> [Extracted records]

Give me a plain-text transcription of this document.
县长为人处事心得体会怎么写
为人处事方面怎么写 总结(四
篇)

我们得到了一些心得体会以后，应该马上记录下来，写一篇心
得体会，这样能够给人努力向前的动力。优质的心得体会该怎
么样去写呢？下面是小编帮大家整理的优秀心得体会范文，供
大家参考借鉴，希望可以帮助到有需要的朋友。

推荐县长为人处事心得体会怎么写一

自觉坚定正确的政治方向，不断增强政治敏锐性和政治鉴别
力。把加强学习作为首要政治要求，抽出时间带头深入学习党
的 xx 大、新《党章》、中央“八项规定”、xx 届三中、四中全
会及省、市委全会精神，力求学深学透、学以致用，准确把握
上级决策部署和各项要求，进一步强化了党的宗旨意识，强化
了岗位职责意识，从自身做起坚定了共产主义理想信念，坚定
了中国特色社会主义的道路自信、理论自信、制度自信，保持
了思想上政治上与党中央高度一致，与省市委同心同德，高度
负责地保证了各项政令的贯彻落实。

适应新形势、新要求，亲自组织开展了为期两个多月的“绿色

* * *

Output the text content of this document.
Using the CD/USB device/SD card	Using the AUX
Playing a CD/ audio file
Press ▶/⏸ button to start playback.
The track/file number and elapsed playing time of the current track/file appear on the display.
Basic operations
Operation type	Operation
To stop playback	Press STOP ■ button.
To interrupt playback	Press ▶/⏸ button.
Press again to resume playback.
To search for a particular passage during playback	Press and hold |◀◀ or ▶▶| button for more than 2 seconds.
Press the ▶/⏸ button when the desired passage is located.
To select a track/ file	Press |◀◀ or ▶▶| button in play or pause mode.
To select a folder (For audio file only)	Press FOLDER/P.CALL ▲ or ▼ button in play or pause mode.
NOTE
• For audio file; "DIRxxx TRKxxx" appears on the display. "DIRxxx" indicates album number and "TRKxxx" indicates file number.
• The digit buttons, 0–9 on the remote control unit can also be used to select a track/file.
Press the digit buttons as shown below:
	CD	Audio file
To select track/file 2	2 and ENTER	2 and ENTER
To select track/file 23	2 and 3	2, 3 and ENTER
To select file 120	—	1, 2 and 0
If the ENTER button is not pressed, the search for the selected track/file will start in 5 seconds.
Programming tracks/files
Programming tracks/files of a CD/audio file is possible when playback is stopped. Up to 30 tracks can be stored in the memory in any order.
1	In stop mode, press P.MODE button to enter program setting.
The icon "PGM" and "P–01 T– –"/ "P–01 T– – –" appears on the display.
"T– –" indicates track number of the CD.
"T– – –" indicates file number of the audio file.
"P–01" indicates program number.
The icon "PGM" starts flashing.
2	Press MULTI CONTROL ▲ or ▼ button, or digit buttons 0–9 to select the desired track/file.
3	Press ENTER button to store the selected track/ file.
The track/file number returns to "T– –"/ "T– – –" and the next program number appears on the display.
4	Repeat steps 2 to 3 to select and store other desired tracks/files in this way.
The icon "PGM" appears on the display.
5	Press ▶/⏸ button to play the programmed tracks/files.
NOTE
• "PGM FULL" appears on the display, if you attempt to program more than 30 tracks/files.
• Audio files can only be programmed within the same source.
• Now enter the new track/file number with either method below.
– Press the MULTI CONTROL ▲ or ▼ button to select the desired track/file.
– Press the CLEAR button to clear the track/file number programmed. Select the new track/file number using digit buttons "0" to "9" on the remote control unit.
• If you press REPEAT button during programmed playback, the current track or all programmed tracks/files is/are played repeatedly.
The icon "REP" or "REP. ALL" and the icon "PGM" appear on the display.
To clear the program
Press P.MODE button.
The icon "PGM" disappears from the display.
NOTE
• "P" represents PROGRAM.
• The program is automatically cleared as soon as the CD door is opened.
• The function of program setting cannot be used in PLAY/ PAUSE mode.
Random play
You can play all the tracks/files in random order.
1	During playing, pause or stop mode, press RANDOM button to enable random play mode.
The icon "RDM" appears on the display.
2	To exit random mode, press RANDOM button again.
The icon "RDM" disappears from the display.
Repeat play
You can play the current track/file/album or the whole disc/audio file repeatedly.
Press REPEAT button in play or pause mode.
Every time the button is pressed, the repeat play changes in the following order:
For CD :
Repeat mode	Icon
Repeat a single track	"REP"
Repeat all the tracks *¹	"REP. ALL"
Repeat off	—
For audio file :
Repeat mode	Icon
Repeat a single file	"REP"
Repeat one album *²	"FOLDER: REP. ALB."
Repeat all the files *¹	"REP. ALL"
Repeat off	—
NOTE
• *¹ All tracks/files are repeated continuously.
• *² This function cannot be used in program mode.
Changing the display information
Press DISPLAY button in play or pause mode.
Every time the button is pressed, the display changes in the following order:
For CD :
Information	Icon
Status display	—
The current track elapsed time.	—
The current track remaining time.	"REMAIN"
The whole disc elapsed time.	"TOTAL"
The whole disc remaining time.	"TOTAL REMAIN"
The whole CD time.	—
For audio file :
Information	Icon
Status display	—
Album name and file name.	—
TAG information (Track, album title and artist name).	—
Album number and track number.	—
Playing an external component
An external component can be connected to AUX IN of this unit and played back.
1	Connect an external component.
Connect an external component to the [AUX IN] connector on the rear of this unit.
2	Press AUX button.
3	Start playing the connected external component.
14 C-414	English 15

> [WORK INSTRUCTIONS] Set out every line from the material that contains the string "whole".

> [SOLUTION TO THIS TASK]
You can play the current track/file/album or the whole disc/audio file repeatedly.
The whole disc elapsed time.	"TOTAL"
The whole disc remaining time.	"TOTAL REMAIN"
The whole CD time.	—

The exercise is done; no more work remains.